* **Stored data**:
"""
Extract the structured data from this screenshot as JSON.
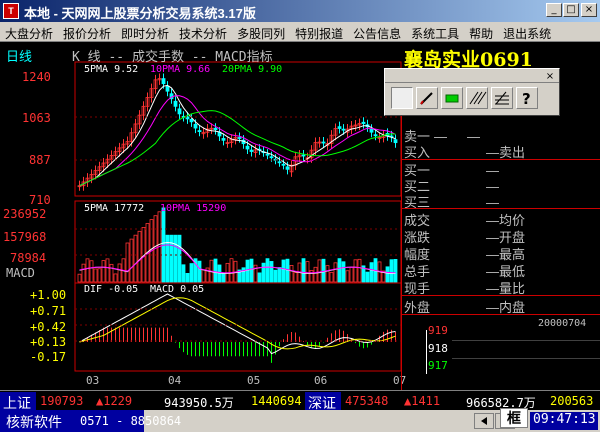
{
  "window": {
    "title": "本地 - 天网网上股票分析交易系统3.17版",
    "icon_text": "T"
  },
  "menu": [
    "大盘分析",
    "报价分析",
    "即时分析",
    "技术分析",
    "多股同列",
    "特别报道",
    "公告信息",
    "系统工具",
    "帮助",
    "退出系统"
  ],
  "chart": {
    "period": "日线",
    "header": "K  线 -- 成交手数 -- MACD指标",
    "stock_name": "襄岛实业0691",
    "ma": {
      "ma5": "5PMA  9.52",
      "ma10": "10PMA  9.66",
      "ma20": "20PMA  9.90"
    },
    "price_ticks": [
      "1240",
      "1063",
      "887",
      "710"
    ],
    "vol_ma": {
      "ma5": "5PMA  17772",
      "ma10": "10PMA  15290"
    },
    "vol_ticks": [
      "236952",
      "157968",
      "78984"
    ],
    "macd_label": "MACD",
    "macd_header": {
      "dif": "DIF  -0.05",
      "macd": "MACD  0.05"
    },
    "macd_ticks": [
      "+1.00",
      "+0.71",
      "+0.42",
      "+0.13",
      "-0.17"
    ],
    "x_ticks": [
      "03",
      "04",
      "05",
      "06",
      "07"
    ],
    "colors": {
      "up": "#ff3333",
      "down": "#00ffff",
      "ma5": "#ffffff",
      "ma10": "#ff00ff",
      "ma20": "#00ff00",
      "frame": "#cc0000",
      "axis_text": "#ff3333"
    }
  },
  "side": {
    "rows_top": [
      {
        "k": "卖一",
        "v": ""
      },
      {
        "k": "买入",
        "v": "卖出"
      },
      {
        "k": "买一",
        "v": ""
      },
      {
        "k": "买二",
        "v": ""
      },
      {
        "k": "买三",
        "v": ""
      },
      {
        "k": "成交",
        "v": "均价"
      },
      {
        "k": "涨跌",
        "v": "开盘"
      },
      {
        "k": "幅度",
        "v": "最高"
      },
      {
        "k": "总手",
        "v": "最低"
      },
      {
        "k": "现手",
        "v": "量比"
      },
      {
        "k": "外盘",
        "v": "内盘"
      }
    ],
    "tick_date": "20000704",
    "tick_prices": [
      "919",
      "918",
      "917"
    ]
  },
  "toolbox": {
    "close": "×",
    "tools": [
      "cursor",
      "pen",
      "rect",
      "lines",
      "parallel",
      "question"
    ]
  },
  "status": {
    "sh_label": "上证",
    "sh_value": "190793",
    "sh_change": "▲1229",
    "sh_vol": "943950.5万",
    "sh_amount": "1440694",
    "sz_label": "深证",
    "sz_value": "475348",
    "sz_change": "▲1411",
    "sz_vol": "966582.7万",
    "sz_amount": "200563",
    "company": "核新软件",
    "phone": "0571 - 8850864",
    "frame_btn": "框",
    "time": "09:47:13"
  }
}
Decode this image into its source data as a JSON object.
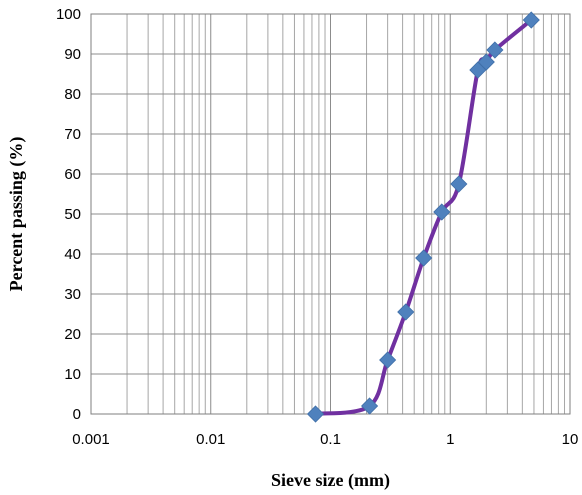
{
  "chart_data": {
    "type": "line",
    "title": "",
    "xlabel": "Sieve size (mm)",
    "ylabel": "Percent passing (%)",
    "xscale": "log",
    "xlim": [
      0.001,
      10
    ],
    "ylim": [
      0,
      100
    ],
    "grid": true,
    "x_ticks": [
      "0.001",
      "0.01",
      "0.1",
      "1",
      "10"
    ],
    "y_ticks": [
      "0",
      "10",
      "20",
      "30",
      "40",
      "50",
      "60",
      "70",
      "80",
      "90",
      "100"
    ],
    "series": [
      {
        "color": "#7030A0",
        "marker": "diamond",
        "marker_color": "#4F81BD",
        "x": [
          0.075,
          0.212,
          0.3,
          0.425,
          0.6,
          0.85,
          1.18,
          1.7,
          2.0,
          2.36,
          4.75
        ],
        "y": [
          0,
          2,
          13.5,
          25.5,
          39,
          50.5,
          57.5,
          86,
          88,
          91,
          98.5
        ]
      }
    ]
  }
}
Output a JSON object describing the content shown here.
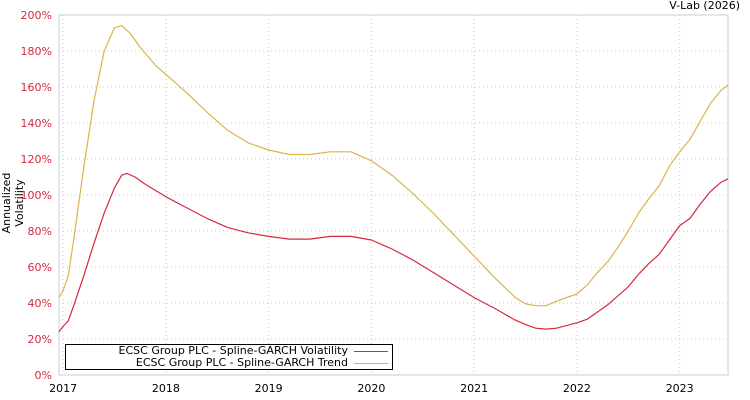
{
  "header": {
    "credit": "V-Lab (2026)"
  },
  "legend": {
    "items": [
      {
        "label": "ECSC Group PLC - Spline-GARCH Volatility",
        "color": "#d6293e"
      },
      {
        "label": "ECSC Group PLC - Spline-GARCH Trend",
        "color": "#d9b54a"
      }
    ]
  },
  "chart_data": {
    "type": "line",
    "title": "",
    "xlabel": "",
    "ylabel": "Annualized Volatility",
    "x_tick_labels": [
      "2017",
      "2018",
      "2019",
      "2020",
      "2021",
      "2022",
      "2023"
    ],
    "y_tick_labels": [
      "0%",
      "20%",
      "40%",
      "60%",
      "80%",
      "100%",
      "120%",
      "140%",
      "160%",
      "180%",
      "200%"
    ],
    "ylim": [
      0,
      200
    ],
    "xlim": [
      2016.96,
      2023.47
    ],
    "grid": true,
    "legend_position": "bottom-left",
    "series": [
      {
        "name": "ECSC Group PLC - Spline-GARCH Volatility",
        "color": "#d6293e",
        "x": [
          2016.96,
          2017.0,
          2017.05,
          2017.1,
          2017.2,
          2017.3,
          2017.4,
          2017.5,
          2017.57,
          2017.62,
          2017.7,
          2017.8,
          2018.0,
          2018.2,
          2018.4,
          2018.6,
          2018.8,
          2019.0,
          2019.2,
          2019.4,
          2019.6,
          2019.8,
          2020.0,
          2020.2,
          2020.4,
          2020.6,
          2020.8,
          2021.0,
          2021.2,
          2021.4,
          2021.5,
          2021.6,
          2021.7,
          2021.8,
          2022.0,
          2022.1,
          2022.2,
          2022.3,
          2022.4,
          2022.5,
          2022.6,
          2022.7,
          2022.8,
          2022.9,
          2023.0,
          2023.1,
          2023.2,
          2023.3,
          2023.4,
          2023.47
        ],
        "values": [
          24,
          27,
          30,
          38,
          55,
          73,
          90,
          104,
          111,
          112,
          110,
          106,
          99,
          93,
          87,
          82,
          79,
          77,
          75.5,
          75.5,
          77,
          77,
          75,
          70,
          64,
          57,
          50,
          43,
          37,
          30.5,
          28,
          26,
          25.5,
          26,
          29,
          31,
          35,
          39,
          44,
          49,
          56,
          62,
          67,
          75,
          83,
          87,
          95,
          102,
          107,
          109
        ]
      },
      {
        "name": "ECSC Group PLC - Spline-GARCH Trend",
        "color": "#d9b54a",
        "x": [
          2016.96,
          2017.0,
          2017.05,
          2017.1,
          2017.2,
          2017.3,
          2017.4,
          2017.5,
          2017.57,
          2017.65,
          2017.75,
          2017.9,
          2018.0,
          2018.2,
          2018.4,
          2018.6,
          2018.8,
          2019.0,
          2019.2,
          2019.4,
          2019.6,
          2019.8,
          2020.0,
          2020.2,
          2020.4,
          2020.6,
          2020.8,
          2021.0,
          2021.2,
          2021.4,
          2021.5,
          2021.6,
          2021.7,
          2021.8,
          2022.0,
          2022.1,
          2022.2,
          2022.3,
          2022.4,
          2022.5,
          2022.6,
          2022.7,
          2022.8,
          2022.9,
          2023.0,
          2023.1,
          2023.2,
          2023.3,
          2023.4,
          2023.47
        ],
        "values": [
          43,
          47,
          55,
          74,
          115,
          152,
          180,
          193,
          194,
          190,
          182,
          172,
          167,
          157,
          146,
          136,
          129,
          125,
          122.5,
          122.5,
          124,
          124,
          119,
          111,
          101,
          90,
          78,
          66,
          54,
          43,
          39.5,
          38.5,
          38.5,
          41,
          45,
          50,
          57,
          63,
          71,
          80,
          90,
          98,
          105,
          116,
          124,
          131,
          141,
          151,
          158,
          161
        ]
      }
    ]
  }
}
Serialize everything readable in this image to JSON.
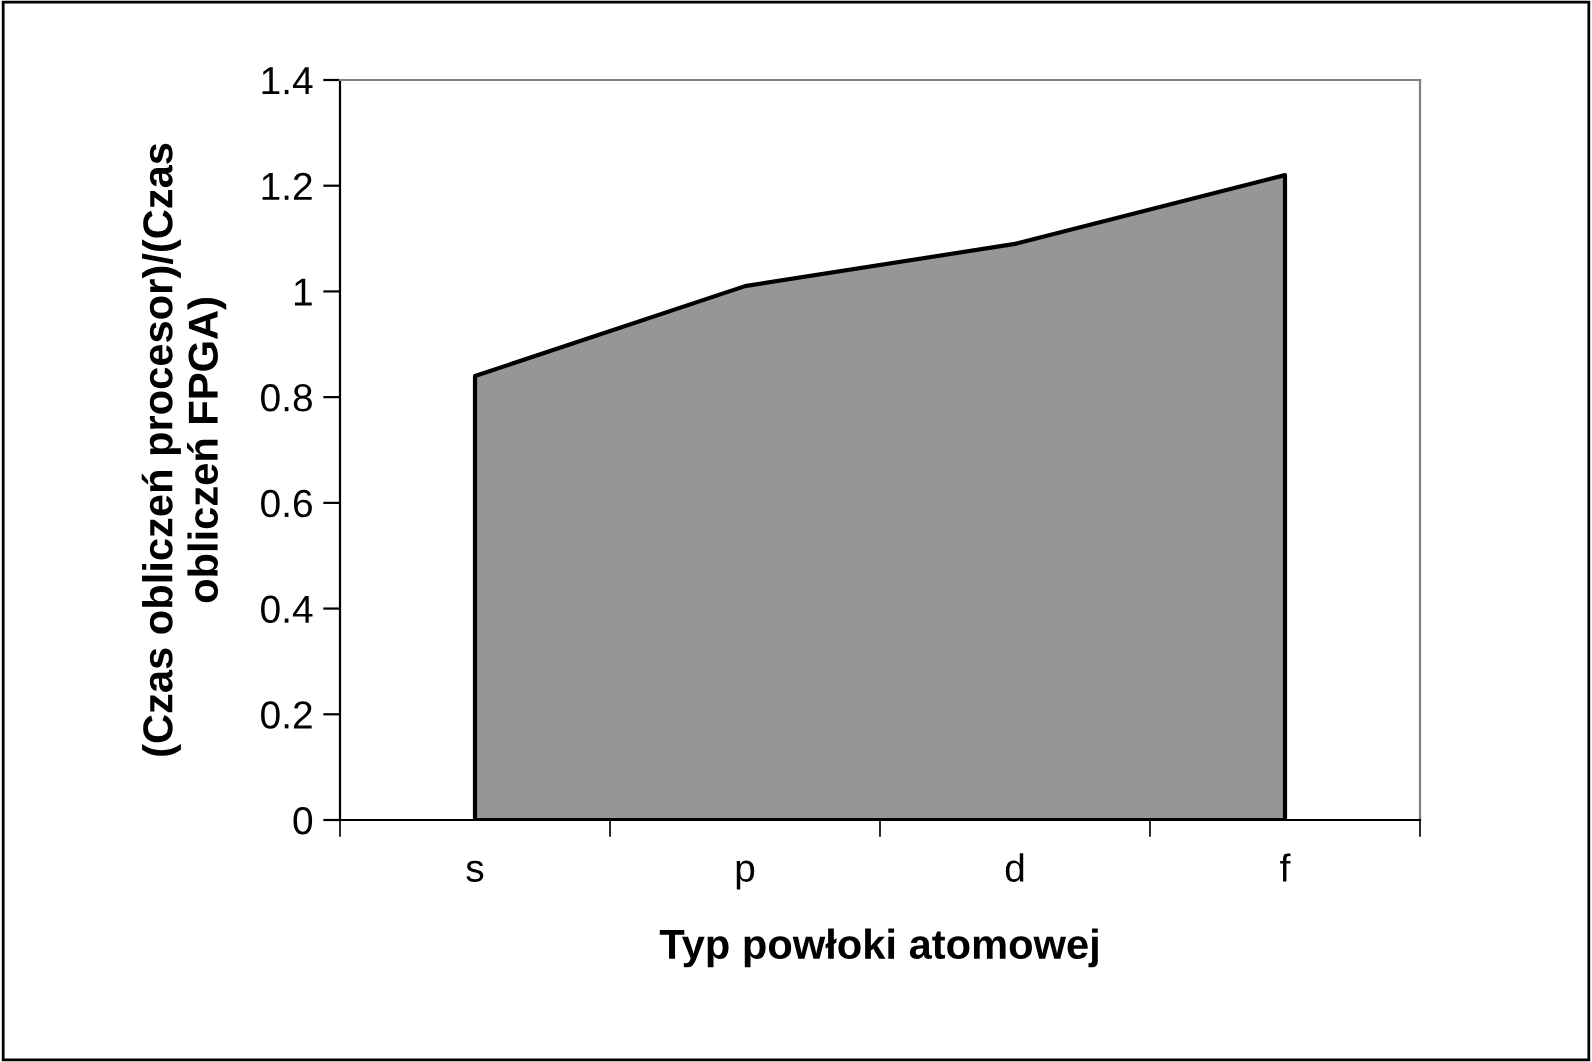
{
  "chart_data": {
    "type": "area",
    "xlabel": "Typ powłoki atomowej",
    "ylabel": "(Czas obliczeń procesor)/(Czas\nobliczeń FPGA)",
    "categories": [
      "s",
      "p",
      "d",
      "f"
    ],
    "series": [
      {
        "color": "#969696",
        "values": [
          0.84,
          1.01,
          1.09,
          1.22
        ]
      }
    ],
    "ylim": [
      0,
      1.4
    ],
    "yticks": [
      0,
      0.2,
      0.4,
      0.6,
      0.8,
      1,
      1.2,
      1.4
    ],
    "grid": false,
    "legend": false
  }
}
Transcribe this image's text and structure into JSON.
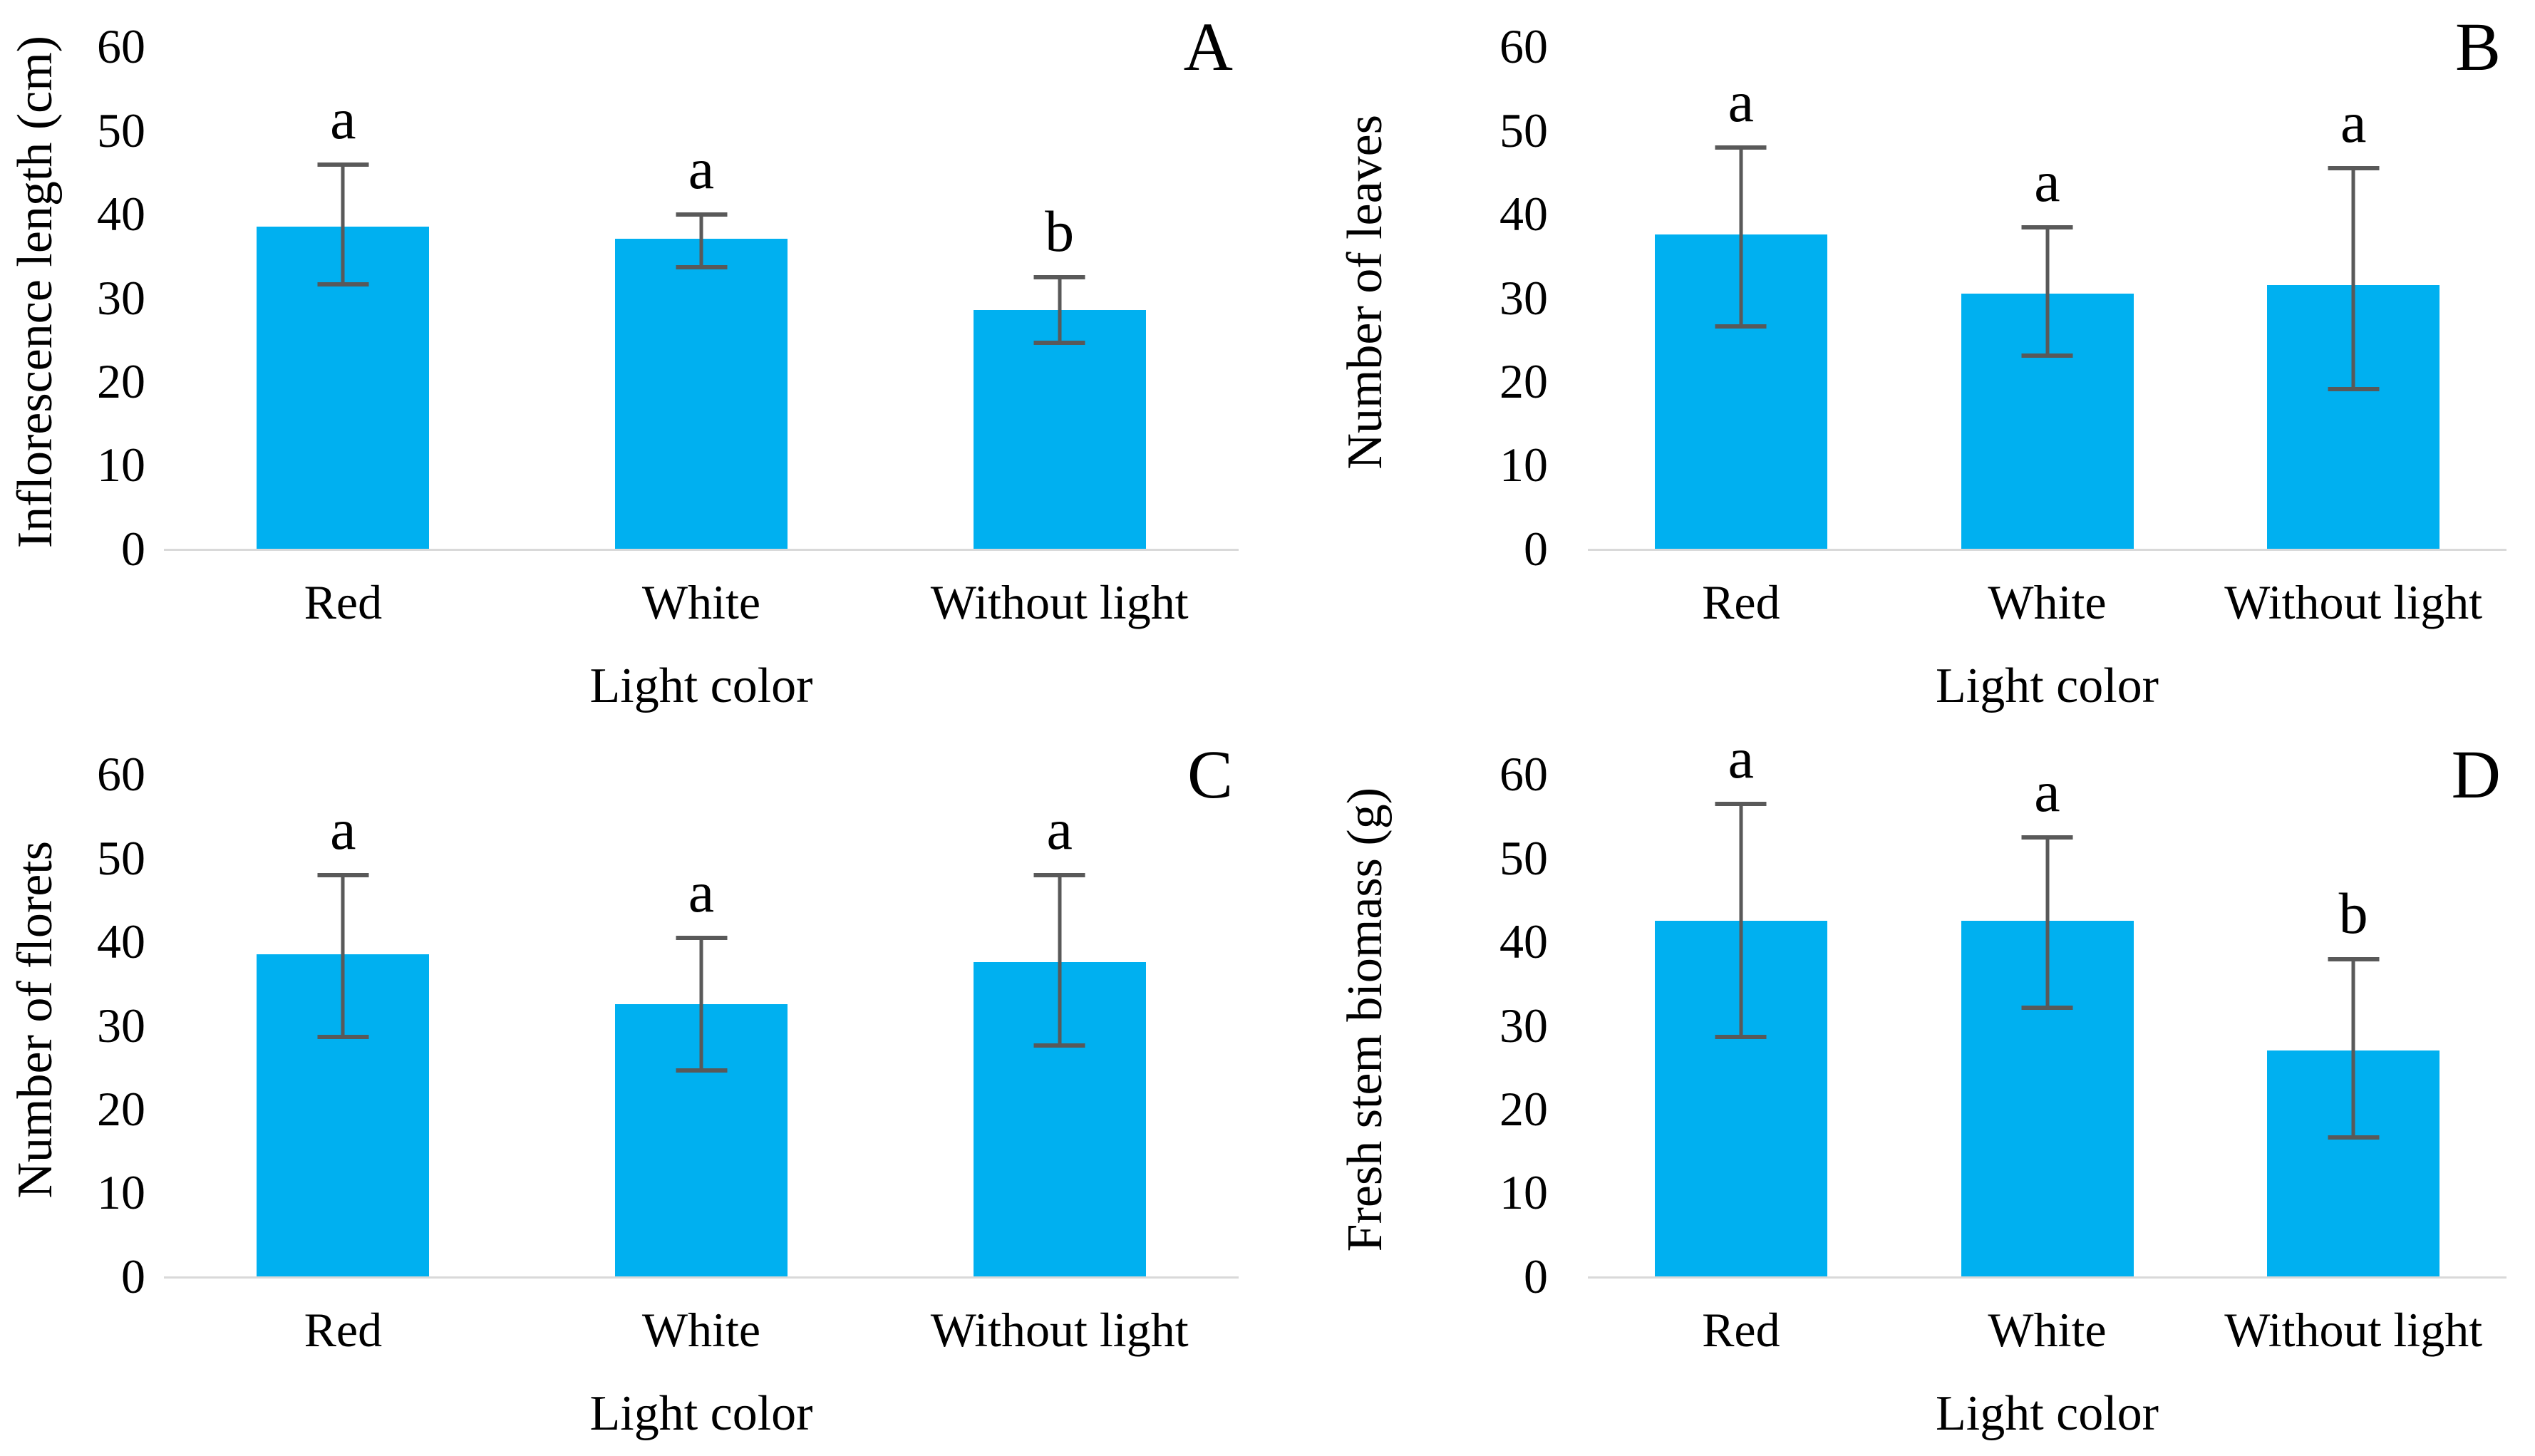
"""
* **Task**:
Every line that holds the word "GARCH" should be extracted.

* **Written answer**:
        "label": "ECSC Group PLC - Spline-GARCH Volatility",
        "label": "ECSC Group PLC - Spline-GARCH Trend",
        "name": "ECSC Group PLC - Spline-GARCH Volatility",
        "name": "ECSC Group PLC - Spline-GARCH Trend",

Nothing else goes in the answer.